[Data entries]
= = = = = = =

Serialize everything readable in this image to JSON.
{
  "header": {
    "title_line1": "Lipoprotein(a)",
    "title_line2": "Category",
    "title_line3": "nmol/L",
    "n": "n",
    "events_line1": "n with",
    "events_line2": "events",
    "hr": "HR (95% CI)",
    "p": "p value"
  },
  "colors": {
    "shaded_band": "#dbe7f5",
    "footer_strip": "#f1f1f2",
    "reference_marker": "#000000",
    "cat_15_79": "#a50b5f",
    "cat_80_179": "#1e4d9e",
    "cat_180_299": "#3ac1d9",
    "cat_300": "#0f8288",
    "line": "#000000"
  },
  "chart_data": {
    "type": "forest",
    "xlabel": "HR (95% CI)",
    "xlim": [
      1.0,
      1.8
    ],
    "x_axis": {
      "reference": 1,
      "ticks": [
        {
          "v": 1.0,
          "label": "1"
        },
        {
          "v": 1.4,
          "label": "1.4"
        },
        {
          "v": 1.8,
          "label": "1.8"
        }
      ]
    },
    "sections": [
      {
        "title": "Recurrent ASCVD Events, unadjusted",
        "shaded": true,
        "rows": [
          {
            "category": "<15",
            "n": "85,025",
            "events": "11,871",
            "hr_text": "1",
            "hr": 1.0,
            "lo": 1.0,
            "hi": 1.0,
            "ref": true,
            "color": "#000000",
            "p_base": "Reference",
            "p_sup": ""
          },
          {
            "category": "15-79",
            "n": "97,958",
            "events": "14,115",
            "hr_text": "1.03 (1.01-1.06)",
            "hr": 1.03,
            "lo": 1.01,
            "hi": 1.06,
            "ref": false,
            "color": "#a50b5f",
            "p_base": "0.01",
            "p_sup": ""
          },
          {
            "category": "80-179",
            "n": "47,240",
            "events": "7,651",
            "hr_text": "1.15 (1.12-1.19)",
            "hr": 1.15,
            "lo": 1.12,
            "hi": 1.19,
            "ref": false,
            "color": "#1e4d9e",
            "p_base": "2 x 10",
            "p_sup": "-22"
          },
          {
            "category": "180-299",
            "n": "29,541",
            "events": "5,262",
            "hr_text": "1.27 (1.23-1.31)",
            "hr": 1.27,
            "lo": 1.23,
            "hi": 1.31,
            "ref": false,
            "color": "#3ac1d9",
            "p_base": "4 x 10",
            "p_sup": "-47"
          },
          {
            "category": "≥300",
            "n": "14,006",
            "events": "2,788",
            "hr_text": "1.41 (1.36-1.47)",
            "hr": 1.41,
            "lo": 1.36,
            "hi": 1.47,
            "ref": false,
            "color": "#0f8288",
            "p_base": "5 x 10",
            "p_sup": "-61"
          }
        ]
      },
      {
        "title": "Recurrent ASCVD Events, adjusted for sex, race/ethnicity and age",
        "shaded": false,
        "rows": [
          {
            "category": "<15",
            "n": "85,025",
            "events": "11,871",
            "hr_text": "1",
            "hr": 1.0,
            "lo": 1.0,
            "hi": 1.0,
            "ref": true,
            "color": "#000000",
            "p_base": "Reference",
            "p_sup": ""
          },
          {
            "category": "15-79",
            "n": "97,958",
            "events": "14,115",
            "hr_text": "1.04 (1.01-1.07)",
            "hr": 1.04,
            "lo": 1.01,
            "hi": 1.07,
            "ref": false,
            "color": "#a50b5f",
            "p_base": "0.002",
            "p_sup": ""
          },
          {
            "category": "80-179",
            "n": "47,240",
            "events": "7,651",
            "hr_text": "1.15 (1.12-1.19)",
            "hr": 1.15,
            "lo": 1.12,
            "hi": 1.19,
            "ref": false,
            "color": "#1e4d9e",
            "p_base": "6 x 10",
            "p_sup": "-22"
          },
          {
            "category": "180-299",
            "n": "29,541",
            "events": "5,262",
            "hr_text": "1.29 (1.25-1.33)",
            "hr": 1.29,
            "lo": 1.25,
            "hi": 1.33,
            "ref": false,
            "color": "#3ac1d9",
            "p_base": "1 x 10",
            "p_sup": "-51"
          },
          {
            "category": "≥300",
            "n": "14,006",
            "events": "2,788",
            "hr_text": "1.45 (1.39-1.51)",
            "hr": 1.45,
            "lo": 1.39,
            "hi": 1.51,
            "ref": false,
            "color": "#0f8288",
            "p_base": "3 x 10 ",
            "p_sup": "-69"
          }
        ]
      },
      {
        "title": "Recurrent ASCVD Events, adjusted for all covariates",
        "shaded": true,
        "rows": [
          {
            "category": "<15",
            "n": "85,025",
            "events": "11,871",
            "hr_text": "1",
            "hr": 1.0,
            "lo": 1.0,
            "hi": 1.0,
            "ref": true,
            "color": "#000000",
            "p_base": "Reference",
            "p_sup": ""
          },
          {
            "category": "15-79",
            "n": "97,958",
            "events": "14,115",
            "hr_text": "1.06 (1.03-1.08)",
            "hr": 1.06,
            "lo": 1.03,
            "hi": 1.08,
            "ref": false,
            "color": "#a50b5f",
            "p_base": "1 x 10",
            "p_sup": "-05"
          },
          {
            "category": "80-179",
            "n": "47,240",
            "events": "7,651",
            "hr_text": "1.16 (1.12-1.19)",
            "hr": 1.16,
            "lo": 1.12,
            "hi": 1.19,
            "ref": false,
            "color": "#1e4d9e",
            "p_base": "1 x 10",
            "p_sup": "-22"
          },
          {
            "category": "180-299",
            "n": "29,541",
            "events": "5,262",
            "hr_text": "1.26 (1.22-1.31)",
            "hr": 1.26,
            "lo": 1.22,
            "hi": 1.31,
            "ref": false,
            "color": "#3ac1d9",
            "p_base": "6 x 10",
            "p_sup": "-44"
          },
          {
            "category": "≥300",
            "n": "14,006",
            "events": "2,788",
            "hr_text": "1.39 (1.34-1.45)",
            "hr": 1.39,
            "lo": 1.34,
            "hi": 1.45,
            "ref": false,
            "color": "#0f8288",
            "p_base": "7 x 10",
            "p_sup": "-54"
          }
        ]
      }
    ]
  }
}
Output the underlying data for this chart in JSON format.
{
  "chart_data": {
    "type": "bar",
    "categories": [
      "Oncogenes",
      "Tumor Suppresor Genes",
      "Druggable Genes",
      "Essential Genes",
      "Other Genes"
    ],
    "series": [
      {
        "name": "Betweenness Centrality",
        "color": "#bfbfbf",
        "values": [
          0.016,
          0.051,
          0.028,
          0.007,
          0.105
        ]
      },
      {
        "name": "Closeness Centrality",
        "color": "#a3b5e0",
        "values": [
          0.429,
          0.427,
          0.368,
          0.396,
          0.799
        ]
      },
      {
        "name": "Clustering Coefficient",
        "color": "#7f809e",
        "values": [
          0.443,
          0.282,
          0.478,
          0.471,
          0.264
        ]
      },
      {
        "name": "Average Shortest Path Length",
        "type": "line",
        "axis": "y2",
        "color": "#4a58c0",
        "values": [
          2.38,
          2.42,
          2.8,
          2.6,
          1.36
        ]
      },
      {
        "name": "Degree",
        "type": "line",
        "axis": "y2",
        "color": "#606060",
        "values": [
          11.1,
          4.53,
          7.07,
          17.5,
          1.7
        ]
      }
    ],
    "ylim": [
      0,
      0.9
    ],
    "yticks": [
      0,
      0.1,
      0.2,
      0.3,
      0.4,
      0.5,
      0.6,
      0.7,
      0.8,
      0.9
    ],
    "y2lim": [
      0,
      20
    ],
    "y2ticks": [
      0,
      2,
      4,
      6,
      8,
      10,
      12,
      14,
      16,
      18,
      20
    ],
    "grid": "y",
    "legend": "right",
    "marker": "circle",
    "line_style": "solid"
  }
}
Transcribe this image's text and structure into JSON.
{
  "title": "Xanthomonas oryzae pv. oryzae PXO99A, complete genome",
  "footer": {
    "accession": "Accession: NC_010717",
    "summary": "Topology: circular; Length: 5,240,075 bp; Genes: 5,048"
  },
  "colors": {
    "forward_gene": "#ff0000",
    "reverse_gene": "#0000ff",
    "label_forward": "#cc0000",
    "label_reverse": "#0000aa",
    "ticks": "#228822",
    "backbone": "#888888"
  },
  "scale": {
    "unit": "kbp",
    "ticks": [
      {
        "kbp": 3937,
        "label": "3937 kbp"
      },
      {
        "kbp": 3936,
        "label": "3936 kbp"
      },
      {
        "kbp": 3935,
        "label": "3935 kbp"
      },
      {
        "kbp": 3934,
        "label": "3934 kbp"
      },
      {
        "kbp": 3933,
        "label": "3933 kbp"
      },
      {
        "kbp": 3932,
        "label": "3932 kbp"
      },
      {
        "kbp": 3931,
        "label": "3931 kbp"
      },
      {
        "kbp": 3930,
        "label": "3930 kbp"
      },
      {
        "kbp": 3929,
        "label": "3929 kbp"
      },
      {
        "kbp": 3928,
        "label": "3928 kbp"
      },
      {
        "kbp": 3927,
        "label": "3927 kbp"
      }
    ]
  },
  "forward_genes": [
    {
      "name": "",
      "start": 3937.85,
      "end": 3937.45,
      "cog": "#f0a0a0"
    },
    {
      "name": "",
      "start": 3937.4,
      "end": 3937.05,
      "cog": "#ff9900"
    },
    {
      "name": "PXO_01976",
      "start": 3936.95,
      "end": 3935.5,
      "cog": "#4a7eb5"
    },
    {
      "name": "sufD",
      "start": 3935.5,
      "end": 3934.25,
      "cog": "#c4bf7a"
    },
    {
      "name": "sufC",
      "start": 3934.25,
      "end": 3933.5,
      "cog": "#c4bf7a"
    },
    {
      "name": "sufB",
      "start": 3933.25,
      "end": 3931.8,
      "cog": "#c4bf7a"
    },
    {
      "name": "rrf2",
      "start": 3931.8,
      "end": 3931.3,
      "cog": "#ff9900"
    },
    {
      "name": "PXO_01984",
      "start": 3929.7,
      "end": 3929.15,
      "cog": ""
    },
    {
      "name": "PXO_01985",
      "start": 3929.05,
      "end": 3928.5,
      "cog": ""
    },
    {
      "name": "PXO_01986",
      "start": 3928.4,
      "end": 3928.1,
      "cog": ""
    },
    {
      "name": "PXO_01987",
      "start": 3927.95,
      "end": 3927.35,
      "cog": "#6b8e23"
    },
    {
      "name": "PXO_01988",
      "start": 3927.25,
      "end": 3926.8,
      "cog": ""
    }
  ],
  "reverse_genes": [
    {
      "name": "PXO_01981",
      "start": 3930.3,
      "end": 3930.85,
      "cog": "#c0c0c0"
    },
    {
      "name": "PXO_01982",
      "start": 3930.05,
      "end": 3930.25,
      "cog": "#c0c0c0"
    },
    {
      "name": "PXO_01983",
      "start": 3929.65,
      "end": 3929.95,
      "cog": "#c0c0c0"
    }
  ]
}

= = = = = = =

__ASSIGNED TASK__. Identify each line in the records above that contains the word "ASCVD", and copy it out in full.

__EXERCISE RESULT__.
        "title": "Recurrent ASCVD Events, unadjusted",
        "title": "Recurrent ASCVD Events, adjusted for sex, race/ethnicity and age",
        "title": "Recurrent ASCVD Events, adjusted for all covariates",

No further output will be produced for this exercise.